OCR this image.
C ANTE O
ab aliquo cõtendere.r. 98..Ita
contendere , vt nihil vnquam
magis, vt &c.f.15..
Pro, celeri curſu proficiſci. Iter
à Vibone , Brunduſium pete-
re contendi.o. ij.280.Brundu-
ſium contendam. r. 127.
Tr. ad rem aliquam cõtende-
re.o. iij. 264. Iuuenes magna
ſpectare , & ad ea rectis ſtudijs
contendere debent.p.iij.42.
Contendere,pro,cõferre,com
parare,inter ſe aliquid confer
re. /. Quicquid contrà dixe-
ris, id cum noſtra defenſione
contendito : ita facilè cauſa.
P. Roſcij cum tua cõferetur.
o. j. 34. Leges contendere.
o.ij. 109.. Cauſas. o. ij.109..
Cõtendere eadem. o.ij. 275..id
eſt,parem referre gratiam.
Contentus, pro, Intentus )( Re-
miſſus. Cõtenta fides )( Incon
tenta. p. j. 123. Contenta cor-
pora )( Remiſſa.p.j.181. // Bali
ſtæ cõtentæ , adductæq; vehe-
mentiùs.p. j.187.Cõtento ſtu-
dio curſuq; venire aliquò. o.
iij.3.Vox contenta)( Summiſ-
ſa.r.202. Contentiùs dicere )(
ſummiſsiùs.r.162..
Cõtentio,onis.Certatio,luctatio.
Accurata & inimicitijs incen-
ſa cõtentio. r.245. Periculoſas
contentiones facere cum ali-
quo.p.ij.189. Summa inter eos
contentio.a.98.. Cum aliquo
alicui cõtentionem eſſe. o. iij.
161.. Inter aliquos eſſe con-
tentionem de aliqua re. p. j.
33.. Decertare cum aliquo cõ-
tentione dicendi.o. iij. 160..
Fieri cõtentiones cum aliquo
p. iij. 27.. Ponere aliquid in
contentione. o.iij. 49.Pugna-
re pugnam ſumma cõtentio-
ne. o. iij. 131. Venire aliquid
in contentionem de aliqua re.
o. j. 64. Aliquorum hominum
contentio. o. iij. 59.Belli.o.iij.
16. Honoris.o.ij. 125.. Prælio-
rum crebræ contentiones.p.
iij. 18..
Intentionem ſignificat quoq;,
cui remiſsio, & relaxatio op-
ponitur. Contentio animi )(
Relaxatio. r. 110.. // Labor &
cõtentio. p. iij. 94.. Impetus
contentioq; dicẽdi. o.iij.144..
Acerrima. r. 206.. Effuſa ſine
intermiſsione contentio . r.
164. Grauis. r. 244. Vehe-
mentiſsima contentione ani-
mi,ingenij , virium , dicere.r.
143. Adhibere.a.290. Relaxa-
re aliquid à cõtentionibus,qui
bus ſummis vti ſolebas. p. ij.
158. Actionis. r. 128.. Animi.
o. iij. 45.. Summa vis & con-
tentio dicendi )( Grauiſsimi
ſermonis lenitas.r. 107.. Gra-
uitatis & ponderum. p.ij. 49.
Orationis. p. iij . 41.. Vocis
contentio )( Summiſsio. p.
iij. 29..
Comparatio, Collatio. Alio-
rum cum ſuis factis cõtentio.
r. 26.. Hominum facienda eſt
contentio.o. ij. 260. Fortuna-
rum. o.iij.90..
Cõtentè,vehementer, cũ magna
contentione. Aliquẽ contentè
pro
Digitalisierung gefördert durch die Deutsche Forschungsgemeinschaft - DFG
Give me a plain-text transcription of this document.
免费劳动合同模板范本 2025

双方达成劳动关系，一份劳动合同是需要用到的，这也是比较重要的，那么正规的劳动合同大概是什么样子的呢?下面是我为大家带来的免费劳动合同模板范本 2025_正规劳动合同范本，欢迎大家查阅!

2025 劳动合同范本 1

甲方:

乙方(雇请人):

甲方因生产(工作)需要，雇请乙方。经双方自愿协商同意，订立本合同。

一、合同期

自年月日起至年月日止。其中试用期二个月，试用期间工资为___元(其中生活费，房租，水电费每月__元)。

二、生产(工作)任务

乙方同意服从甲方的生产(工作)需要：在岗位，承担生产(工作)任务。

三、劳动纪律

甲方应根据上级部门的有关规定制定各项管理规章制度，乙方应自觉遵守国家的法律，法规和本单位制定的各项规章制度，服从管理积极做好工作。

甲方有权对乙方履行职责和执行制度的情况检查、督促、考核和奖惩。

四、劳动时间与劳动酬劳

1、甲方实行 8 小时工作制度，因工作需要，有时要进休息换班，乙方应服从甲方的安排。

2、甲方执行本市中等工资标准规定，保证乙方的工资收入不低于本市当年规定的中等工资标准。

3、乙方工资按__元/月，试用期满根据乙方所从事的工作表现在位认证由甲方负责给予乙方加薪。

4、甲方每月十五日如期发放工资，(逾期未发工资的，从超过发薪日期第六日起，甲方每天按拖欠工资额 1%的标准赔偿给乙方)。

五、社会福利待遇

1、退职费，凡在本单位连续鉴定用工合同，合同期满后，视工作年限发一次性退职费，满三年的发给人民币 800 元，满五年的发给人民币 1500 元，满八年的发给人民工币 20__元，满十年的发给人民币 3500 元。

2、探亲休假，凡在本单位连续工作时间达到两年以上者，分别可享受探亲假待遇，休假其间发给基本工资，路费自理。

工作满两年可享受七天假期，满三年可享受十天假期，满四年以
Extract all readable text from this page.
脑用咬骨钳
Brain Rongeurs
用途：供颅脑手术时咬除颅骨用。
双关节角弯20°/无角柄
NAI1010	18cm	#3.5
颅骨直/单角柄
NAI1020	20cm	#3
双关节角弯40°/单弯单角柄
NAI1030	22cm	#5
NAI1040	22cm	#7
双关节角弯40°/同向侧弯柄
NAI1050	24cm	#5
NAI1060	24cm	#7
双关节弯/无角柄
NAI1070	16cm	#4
□ □ □ □
__Aim of the exercise__: Pick out all the lines with the word "text" in them and copy them.

__Answer to this exercise__:
Give me a plain-text transcription of this document.
Extract all readable text from this page.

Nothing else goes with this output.